> [Exercise brief] Count the lines in the records below that contain the word "want", and reply with only that number.

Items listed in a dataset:
>>>>>
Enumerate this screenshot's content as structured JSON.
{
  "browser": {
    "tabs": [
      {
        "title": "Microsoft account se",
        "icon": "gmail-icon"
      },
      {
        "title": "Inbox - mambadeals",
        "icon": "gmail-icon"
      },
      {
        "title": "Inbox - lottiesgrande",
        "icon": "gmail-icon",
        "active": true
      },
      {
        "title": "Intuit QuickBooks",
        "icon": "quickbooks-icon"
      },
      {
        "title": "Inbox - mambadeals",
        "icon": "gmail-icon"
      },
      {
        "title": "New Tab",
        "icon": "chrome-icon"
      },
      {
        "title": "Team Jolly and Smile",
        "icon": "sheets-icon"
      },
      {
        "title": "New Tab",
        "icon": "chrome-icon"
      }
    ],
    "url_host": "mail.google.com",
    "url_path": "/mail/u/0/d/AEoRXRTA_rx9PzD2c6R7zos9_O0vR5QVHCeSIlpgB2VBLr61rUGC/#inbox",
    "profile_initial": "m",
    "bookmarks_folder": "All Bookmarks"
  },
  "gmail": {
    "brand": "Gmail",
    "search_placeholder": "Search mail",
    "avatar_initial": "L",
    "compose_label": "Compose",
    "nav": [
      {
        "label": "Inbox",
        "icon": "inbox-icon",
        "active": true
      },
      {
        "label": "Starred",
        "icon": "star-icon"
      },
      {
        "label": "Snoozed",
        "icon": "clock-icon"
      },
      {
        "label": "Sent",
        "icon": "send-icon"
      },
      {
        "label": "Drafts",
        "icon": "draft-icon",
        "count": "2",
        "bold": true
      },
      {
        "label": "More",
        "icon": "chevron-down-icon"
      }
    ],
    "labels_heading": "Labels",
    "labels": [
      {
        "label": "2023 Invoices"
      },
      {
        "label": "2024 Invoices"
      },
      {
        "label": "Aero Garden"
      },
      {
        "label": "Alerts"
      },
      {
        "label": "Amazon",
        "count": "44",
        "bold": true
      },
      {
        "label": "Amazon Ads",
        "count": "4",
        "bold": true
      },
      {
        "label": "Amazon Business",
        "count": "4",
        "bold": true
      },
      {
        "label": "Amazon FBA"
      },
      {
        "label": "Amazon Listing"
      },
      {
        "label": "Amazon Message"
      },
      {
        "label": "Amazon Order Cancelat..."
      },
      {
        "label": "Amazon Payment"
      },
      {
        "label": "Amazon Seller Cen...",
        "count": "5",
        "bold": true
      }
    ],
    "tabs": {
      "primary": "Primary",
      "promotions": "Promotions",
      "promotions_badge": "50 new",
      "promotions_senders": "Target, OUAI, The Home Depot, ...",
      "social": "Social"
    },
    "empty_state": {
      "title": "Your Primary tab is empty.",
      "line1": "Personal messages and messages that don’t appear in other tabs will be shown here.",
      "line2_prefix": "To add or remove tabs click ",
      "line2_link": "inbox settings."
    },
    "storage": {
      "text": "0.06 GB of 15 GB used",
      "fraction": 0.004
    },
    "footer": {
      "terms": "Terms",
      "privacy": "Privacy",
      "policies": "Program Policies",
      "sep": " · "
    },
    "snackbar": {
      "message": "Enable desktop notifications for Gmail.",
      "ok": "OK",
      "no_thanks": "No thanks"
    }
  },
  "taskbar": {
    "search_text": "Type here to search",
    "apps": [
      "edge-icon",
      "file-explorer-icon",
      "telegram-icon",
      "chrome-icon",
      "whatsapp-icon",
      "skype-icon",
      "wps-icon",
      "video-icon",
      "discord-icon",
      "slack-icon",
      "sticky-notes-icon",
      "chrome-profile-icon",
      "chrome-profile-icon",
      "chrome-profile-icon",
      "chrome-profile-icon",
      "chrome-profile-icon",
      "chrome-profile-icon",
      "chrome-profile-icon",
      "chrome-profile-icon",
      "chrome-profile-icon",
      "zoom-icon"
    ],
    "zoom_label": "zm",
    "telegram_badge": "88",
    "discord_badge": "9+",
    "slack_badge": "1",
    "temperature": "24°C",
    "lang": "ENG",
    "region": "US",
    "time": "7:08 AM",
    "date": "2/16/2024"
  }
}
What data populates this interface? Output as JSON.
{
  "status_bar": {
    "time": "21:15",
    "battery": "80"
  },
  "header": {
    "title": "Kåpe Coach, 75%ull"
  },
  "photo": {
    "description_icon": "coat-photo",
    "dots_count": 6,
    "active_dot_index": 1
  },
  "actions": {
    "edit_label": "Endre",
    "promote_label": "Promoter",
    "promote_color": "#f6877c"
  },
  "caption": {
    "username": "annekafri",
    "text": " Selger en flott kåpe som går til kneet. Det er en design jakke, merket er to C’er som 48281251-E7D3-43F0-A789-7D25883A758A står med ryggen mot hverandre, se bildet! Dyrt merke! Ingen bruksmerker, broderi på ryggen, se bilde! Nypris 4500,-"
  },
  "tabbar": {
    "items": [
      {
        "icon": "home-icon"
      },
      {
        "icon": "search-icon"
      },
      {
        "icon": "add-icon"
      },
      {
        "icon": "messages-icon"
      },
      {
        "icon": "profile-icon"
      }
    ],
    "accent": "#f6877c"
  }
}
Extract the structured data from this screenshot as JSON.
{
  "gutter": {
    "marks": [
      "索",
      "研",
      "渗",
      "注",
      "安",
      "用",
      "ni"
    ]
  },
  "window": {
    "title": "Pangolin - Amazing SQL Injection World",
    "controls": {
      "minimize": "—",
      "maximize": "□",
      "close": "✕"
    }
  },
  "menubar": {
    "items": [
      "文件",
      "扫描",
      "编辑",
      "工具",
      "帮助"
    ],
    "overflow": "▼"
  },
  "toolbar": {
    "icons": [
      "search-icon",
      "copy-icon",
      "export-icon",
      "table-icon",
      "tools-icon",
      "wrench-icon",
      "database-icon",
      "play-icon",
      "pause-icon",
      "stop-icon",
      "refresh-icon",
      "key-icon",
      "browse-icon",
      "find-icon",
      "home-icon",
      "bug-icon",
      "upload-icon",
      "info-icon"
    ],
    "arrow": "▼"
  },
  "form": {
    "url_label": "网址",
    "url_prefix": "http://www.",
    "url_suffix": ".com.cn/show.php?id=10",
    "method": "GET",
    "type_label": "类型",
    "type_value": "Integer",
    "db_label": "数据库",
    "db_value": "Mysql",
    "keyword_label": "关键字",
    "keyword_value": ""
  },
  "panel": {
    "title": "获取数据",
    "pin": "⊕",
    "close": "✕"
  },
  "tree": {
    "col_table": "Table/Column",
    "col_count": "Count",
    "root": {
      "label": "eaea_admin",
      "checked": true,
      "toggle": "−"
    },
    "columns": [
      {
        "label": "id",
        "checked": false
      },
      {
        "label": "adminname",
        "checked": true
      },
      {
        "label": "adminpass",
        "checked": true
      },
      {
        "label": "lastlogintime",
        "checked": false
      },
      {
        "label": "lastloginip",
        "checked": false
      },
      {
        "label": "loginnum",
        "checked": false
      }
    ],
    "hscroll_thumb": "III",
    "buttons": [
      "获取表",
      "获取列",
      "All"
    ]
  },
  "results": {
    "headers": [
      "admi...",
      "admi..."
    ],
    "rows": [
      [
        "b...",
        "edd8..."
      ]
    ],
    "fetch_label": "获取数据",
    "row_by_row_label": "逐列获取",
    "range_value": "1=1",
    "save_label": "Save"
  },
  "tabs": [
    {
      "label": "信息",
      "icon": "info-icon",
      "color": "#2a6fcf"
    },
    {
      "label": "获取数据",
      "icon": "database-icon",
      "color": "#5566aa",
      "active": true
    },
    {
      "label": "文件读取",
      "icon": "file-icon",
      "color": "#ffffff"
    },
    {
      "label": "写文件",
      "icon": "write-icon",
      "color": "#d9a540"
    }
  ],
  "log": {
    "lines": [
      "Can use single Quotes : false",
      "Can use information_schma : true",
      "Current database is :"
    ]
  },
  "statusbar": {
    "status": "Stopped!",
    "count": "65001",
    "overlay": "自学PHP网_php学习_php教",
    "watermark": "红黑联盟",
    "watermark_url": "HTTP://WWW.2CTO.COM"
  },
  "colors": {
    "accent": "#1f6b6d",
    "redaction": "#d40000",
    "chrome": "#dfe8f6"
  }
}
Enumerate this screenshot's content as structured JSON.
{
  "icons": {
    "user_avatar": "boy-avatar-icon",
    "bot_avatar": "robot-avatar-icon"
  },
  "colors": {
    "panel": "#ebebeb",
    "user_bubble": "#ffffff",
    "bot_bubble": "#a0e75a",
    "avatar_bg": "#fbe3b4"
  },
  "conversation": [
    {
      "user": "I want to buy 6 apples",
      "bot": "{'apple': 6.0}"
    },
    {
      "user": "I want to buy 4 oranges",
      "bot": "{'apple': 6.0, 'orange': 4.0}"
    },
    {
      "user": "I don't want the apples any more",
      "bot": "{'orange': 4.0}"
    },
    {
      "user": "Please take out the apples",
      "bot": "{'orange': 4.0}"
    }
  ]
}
<<<<<
> [Task result] 3